Рабочее задание.
Продолжите текст о музыкальных занятиях Биллрота, начав сразу после его последнего предложения.

Исходный текст.
********
Выдающиеся музыкальные способности Биллрота проявились в раннем детстве под влиянием отца, который был пастором и большим любителем музыки. Но еще большие музыкальные впечатления, определившие все его будущее, мальчик получил в доме своего деда в Грейфсвальде, куда с острова Рюген после ранней смерти мужа была вынуждена переселиться мать Теодора с пятью сыновьями. Дедушка Биллрот, адвокат по профессии, определял в то время музыкальную жизнь всей Померании и вскоре убедил юного Теодора в том, что музыка, как никакое другое искусство, облагораживает и возвышает человека. Убежденность Теодора подкрепила бабушка со стороны матери, певица Национального театра в Берлине. Все это настолько сильно повлияло на Теодора, что он с трудом окончил гимназию и до 20 лет не хотел слышать ни о чем другом, кроме музыки. Только мольбы смертельно больной матери вынудили его заняться изучением медицины, с условием никогда не прекращать занятия музыкой. Посему не удивительно, что наряду с медициной Биллрот продолжал развивать свои музыкальные способности; в студенческие годы в Геттингене он как пианист приобрел такую известность, что ему было доверено аккомпанировать на рояле во время публичного концерта известнейшей в то время певице Женни Линд.
Если после того, как он окончил Геттинген, о нем говорили: «Биллрот мог бы стать таким же хорошим музыкантом, как и хирургом», то уже в начале своей деятельности в хирургической клинике Берлинского университета осенью 1851 года, хирургия полностью завладела им. Дела шли так успешно, что уже в 1856 году он смог получить степень доктора. Только после того, как Биллрот возглавил кафедру хирургии в Цюрихе весной 1860 года, он снова с большим прилежанием и терпением стал заниматься музыкой, причем особый интерес проявлял к камерной музыке.
Насколько серьезно Биллрот относился к музицированию, свидетельствует письмо, датированное августом 1879 года, начинающееся словами: «Мои пальцы сейчас дрожат, поскольку я целый час играл Баха! Это очень утомляет пальцы, потому что не только каждый такт, но и все произведение должно вздыматься как готическое строение — монолитно, высоко и величественно». Всю жизнь фортепиано было для него неразлучным спутником, и он не представлял себя вне его. Когда однажды Биллрот поехал в Карлсбад, чтобы провести там отпуск, и намеревался на несколько дней остановиться в отеле «Русский царь», то высказал администрации желание, чтобы в его апартаментах поставили рояль, в чем именитому гостю, разумеется, не было отказано.
********
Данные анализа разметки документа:
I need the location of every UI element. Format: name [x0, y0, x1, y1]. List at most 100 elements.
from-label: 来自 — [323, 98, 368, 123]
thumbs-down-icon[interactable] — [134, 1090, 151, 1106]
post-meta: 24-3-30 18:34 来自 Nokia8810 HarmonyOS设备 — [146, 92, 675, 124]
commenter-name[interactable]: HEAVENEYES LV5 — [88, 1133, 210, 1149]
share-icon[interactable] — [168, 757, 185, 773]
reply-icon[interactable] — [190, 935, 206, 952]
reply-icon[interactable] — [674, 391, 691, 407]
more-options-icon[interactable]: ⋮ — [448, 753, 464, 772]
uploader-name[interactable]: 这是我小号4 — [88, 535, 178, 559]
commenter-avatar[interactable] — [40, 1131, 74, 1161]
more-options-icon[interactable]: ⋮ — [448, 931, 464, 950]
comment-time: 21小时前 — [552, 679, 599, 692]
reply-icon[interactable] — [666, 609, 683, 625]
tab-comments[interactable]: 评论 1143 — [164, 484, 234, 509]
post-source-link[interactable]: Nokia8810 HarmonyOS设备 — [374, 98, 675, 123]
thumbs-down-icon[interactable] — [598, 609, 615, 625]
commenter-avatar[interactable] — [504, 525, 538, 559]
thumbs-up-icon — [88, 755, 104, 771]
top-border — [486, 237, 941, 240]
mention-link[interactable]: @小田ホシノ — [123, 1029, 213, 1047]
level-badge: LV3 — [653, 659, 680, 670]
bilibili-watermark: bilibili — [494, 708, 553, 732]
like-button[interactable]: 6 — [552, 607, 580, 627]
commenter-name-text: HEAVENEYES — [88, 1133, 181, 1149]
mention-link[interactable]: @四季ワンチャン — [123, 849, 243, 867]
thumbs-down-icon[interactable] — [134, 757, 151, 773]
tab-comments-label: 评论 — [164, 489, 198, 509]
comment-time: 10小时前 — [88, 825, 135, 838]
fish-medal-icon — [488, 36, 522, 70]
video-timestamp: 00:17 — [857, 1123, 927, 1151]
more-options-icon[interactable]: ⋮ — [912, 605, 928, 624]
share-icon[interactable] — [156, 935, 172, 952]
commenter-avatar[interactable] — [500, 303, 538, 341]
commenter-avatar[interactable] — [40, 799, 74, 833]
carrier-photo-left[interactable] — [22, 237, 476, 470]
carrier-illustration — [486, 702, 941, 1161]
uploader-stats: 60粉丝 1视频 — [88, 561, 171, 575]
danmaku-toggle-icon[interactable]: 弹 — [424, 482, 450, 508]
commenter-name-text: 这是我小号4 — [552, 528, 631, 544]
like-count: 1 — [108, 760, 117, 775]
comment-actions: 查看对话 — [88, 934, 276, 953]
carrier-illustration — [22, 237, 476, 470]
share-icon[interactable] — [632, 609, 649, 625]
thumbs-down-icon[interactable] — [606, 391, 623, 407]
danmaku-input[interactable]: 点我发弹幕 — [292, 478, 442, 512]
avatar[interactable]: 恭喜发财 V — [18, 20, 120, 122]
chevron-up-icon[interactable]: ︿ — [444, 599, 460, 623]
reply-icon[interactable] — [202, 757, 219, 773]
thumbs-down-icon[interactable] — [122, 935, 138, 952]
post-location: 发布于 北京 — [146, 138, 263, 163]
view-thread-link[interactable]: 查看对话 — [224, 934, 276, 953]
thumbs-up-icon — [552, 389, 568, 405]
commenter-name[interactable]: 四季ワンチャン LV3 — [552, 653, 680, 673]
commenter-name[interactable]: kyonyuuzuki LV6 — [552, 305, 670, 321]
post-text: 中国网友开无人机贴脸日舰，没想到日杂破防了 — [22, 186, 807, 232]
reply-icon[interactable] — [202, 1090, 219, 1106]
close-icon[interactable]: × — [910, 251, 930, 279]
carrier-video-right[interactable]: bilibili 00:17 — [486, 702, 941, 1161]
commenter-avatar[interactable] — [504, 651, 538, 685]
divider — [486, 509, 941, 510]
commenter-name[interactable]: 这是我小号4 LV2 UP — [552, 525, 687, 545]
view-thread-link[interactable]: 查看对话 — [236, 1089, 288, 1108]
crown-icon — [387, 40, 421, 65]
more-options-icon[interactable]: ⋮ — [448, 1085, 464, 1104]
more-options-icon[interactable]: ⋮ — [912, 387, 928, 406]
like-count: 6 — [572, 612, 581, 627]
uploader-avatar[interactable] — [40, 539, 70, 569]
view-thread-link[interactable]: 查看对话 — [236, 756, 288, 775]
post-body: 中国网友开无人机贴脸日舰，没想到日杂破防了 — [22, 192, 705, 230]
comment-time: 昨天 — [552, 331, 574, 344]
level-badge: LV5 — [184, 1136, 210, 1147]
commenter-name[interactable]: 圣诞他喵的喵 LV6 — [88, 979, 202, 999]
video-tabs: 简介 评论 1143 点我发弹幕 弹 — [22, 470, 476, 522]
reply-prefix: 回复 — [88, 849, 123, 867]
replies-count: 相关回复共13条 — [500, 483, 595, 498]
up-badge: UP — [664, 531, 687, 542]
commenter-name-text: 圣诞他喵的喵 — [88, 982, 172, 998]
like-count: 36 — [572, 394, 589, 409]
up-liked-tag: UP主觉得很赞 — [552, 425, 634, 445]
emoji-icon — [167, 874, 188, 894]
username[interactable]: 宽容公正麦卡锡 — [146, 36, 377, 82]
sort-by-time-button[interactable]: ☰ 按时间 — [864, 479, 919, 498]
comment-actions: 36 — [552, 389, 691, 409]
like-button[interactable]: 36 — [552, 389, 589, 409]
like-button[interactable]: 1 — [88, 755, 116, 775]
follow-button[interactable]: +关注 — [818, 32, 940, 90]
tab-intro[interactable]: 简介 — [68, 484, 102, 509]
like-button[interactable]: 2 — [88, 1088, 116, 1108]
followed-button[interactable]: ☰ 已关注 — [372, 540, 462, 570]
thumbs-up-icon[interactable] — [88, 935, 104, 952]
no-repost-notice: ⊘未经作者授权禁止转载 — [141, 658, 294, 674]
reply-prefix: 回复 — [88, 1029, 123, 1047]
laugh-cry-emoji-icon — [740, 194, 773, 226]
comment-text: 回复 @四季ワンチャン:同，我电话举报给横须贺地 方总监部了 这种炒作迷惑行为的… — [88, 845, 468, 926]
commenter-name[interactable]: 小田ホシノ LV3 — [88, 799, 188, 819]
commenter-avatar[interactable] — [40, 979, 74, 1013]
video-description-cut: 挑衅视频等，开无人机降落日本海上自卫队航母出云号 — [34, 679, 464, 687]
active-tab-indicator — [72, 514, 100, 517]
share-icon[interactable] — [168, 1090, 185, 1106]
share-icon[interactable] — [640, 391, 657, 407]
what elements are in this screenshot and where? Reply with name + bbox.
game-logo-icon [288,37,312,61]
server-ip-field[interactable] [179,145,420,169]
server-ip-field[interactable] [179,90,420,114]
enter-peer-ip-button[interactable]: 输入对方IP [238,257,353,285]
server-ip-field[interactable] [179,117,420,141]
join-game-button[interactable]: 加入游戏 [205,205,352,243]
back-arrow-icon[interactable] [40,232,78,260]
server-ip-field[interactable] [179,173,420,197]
********
Результат выполнения.
В юные годы Биллрот занимался также сочинительством, но, как он поведал своему бывшему ученику профессору фон Микуличу, тоже незаурядному пианисту, все сочинения были преданы огню. Очень немногие сочинения Биллрота, такие как песня «Жажда смерти» или фрагмент для фортепиано и 2-х виолончелей, позволяют сделать вывод, что решение уничтожить свои произведения было продиктовано таким же критичным отношением к себе, как и у Брамса. Помимо музыкальной деятельности, очень большое значение имела и его литературная деятельность. Еще будучи ординатором в Цюрихе, он начал публиковать статьи о музыкальных событиях в «Цюрихской газете» и в солидной «Лейпцигской всеобщей музыкальной газете». Поскольку он относился к своей задаче с большой серьезностью, а также обладал большой музыкальной эрудицией и литературным даром, то вскоре критик начал оказывать влияние на всю музыкальную жизнь Цюриха. Его пера стали побаиваться и очень быстро отпали все сомнения в музыкальной компетенции этого человека.
Но исторически самой важной стороной музыкальной биографии Биллрота была, конечно, его дружба с еще одним выходцем с севера Германии — Иоганнесом Брамсом. Первая встреча состоялась по случаю концерта, который Брамс давал в 1856 году в Цюрихе. Во время первого знакомства Брамса в Биллроте привлекла приветливость и контактность, черты, отсутствующие у Иоганнеса. Когда же Биллрота пригласили в 1867 году на кафедру хирургии в Вене, он стал на новой родине одним из первых критиков и одним из верных почитателей творчества Брамса.